__EXERCISE AIM__:
Copy each line of the entries that contains the word "screenshot".

__RECORDS FOR THE EXERCISE__:
-*-*-

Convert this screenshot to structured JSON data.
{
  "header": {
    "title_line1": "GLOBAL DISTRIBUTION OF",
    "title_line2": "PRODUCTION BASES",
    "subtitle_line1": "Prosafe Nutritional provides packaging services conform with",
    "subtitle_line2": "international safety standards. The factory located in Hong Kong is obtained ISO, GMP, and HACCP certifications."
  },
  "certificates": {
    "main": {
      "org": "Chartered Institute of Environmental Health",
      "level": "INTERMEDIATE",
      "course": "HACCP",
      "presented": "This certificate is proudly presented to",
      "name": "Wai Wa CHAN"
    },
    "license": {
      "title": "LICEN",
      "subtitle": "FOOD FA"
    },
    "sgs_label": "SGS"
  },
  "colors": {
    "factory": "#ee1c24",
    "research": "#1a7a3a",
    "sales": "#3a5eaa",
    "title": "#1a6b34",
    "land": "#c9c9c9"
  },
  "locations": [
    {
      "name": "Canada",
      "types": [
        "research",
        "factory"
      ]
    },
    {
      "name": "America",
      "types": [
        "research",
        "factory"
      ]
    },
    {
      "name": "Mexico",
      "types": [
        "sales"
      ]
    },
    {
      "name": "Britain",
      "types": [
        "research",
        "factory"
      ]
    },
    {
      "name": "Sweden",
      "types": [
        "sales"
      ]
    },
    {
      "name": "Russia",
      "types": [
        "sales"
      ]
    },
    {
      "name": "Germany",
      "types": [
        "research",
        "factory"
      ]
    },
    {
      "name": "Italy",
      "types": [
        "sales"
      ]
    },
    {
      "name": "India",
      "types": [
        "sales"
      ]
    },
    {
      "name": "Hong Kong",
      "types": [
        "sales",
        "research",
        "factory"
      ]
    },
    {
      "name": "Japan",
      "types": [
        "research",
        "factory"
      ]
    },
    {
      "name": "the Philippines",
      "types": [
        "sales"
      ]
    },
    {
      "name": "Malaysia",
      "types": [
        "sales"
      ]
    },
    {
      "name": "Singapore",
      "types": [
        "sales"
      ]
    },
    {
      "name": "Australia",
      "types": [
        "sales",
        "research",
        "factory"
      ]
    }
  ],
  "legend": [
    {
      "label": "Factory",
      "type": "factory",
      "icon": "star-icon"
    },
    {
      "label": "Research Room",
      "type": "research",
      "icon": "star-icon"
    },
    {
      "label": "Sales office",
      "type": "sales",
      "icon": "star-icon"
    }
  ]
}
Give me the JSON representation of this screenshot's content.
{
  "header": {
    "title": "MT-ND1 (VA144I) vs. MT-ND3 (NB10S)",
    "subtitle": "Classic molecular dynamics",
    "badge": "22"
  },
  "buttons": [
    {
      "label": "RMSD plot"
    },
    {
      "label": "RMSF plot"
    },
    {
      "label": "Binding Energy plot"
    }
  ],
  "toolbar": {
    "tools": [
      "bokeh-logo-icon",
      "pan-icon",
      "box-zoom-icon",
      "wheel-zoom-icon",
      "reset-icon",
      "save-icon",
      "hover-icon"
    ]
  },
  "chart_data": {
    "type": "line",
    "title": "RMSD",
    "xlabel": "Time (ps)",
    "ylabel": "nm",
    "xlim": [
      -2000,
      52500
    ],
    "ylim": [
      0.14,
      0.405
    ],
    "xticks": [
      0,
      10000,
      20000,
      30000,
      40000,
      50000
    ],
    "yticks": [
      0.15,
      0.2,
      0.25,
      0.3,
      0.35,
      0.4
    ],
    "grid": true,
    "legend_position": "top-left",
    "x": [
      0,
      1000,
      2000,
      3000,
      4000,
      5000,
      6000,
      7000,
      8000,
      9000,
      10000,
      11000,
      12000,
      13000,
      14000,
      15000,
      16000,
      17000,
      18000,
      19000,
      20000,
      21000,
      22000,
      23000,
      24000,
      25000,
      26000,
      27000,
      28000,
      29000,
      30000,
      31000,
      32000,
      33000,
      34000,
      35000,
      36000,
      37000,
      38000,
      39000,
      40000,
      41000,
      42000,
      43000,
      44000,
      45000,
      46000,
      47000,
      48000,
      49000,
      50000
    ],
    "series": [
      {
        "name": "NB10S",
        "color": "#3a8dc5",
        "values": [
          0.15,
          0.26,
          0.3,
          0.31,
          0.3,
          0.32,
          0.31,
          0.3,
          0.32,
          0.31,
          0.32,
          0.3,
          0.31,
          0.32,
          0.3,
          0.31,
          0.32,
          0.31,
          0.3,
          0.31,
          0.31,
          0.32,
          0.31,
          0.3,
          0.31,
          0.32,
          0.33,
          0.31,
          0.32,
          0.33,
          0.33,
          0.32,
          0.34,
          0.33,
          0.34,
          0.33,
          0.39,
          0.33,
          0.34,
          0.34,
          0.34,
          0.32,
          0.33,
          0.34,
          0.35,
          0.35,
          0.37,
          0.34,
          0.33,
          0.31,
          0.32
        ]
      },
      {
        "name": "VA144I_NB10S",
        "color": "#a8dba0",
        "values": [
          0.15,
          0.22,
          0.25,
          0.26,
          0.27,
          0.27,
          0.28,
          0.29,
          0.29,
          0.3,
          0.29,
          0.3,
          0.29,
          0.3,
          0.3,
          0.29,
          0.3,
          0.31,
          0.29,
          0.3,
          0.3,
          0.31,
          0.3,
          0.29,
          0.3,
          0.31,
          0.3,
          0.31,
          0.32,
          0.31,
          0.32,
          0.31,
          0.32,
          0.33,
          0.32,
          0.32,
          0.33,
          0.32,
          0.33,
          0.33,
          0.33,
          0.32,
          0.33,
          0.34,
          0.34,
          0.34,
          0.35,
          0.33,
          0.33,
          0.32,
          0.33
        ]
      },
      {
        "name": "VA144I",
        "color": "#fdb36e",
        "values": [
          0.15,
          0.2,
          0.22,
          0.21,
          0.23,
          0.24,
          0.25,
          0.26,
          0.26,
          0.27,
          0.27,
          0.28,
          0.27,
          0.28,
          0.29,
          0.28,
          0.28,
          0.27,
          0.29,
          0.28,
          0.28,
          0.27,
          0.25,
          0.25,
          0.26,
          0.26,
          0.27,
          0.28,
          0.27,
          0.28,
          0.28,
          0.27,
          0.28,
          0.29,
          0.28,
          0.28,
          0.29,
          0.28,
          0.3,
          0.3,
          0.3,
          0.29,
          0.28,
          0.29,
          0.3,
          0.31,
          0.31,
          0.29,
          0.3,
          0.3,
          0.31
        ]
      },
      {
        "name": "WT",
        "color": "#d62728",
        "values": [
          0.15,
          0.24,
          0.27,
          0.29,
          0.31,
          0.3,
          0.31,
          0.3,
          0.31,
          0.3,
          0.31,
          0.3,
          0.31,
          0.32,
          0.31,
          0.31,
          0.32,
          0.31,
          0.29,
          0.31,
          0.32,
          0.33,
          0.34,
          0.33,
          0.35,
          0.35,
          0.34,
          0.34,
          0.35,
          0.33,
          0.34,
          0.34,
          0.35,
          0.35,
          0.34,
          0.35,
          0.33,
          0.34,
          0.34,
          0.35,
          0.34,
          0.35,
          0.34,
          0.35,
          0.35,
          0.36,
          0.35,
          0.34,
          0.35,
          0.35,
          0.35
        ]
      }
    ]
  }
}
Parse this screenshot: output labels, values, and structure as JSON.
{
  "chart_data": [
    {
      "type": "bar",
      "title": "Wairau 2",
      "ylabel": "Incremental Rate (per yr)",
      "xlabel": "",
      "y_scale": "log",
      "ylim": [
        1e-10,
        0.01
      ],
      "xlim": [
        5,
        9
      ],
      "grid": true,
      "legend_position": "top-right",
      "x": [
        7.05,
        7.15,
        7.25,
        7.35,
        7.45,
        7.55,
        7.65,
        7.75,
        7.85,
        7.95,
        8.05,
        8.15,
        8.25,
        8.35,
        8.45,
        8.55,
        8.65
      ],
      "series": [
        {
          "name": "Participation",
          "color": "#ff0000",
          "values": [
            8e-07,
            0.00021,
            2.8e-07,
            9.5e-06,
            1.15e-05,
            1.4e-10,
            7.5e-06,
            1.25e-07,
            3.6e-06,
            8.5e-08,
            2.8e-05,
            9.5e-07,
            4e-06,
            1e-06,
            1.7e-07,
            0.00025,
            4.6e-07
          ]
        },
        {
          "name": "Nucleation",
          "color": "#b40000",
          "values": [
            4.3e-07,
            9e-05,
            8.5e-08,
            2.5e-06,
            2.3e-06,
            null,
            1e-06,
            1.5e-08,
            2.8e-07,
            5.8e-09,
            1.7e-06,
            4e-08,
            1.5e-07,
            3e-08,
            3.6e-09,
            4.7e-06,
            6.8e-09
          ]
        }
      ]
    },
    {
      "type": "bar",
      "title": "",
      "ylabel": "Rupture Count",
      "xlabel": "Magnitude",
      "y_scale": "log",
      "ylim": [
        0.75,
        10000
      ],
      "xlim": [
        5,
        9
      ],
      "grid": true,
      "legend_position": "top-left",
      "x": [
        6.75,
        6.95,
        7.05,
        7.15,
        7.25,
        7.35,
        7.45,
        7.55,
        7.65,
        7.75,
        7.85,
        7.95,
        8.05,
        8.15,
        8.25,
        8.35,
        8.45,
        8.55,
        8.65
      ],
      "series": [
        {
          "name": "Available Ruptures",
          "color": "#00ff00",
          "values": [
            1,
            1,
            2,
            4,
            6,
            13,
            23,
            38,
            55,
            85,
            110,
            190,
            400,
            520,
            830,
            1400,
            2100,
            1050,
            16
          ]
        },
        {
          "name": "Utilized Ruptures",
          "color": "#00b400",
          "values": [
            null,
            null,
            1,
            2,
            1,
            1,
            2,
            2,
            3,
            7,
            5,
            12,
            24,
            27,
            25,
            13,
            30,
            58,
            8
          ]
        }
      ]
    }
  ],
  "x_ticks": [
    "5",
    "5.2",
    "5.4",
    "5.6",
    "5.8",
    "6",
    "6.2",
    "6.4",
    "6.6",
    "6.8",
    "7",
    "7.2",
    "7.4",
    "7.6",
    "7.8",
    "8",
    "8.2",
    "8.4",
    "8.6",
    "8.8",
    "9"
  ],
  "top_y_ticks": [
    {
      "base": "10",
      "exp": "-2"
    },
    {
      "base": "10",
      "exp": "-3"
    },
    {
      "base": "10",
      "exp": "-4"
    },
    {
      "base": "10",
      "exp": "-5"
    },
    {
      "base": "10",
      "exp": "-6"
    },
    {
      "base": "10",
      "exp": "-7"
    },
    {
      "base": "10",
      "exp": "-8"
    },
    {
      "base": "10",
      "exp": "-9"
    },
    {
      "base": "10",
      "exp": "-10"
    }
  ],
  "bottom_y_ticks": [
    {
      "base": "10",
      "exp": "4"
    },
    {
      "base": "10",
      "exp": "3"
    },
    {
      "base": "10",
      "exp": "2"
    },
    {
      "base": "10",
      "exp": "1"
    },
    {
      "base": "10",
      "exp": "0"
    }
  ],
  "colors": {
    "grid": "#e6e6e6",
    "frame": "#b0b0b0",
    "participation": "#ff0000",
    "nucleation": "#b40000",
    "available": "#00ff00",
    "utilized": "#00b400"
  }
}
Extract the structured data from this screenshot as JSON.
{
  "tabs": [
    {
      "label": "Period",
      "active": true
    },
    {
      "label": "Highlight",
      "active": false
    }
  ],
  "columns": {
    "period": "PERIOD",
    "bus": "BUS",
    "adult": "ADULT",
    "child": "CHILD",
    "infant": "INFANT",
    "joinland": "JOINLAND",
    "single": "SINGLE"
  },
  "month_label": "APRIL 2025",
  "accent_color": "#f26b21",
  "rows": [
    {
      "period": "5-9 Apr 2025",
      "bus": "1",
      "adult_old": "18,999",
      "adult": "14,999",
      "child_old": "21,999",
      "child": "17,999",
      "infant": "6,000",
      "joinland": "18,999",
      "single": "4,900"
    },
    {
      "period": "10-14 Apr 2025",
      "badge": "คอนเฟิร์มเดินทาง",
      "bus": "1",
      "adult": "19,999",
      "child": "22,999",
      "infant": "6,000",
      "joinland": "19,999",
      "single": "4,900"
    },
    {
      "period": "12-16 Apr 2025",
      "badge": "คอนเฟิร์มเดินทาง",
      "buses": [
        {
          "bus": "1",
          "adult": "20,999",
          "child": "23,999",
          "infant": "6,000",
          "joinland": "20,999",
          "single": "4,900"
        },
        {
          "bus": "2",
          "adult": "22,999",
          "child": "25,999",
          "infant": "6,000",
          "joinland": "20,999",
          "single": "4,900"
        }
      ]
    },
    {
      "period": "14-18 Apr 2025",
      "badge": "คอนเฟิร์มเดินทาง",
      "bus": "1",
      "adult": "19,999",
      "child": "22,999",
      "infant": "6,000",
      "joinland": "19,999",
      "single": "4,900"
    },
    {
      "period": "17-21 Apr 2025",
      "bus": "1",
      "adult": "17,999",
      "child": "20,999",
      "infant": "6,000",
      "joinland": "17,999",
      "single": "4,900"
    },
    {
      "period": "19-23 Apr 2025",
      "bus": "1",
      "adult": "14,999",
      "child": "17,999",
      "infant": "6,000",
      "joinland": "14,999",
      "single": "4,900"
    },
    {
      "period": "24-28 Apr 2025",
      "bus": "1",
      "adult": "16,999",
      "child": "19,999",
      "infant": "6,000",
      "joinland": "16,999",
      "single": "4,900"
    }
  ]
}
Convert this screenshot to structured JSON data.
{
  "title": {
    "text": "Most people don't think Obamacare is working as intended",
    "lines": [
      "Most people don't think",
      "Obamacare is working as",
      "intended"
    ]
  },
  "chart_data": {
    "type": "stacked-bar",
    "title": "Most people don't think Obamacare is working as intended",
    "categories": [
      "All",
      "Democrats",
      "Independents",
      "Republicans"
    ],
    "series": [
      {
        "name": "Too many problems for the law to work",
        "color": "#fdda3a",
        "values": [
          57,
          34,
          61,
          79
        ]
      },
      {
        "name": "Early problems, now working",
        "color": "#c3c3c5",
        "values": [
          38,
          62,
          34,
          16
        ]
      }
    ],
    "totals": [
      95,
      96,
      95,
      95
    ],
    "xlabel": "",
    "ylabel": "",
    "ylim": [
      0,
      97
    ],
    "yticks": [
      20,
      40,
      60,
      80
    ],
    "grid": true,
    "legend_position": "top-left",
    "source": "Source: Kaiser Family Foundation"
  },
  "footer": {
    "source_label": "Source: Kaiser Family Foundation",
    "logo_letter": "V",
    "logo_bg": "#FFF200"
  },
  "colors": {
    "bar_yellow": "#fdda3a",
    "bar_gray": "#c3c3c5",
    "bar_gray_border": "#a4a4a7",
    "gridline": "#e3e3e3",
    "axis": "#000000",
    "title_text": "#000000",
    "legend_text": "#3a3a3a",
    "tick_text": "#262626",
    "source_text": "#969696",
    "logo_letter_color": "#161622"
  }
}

-*-*-

__FULL RESPONSE__:
Convert this screenshot to structured JSON data.
Give me the JSON representation of this screenshot's content.
Parse this screenshot: output labels, values, and structure as JSON.
Extract the structured data from this screenshot as JSON.
Convert this screenshot to structured JSON data.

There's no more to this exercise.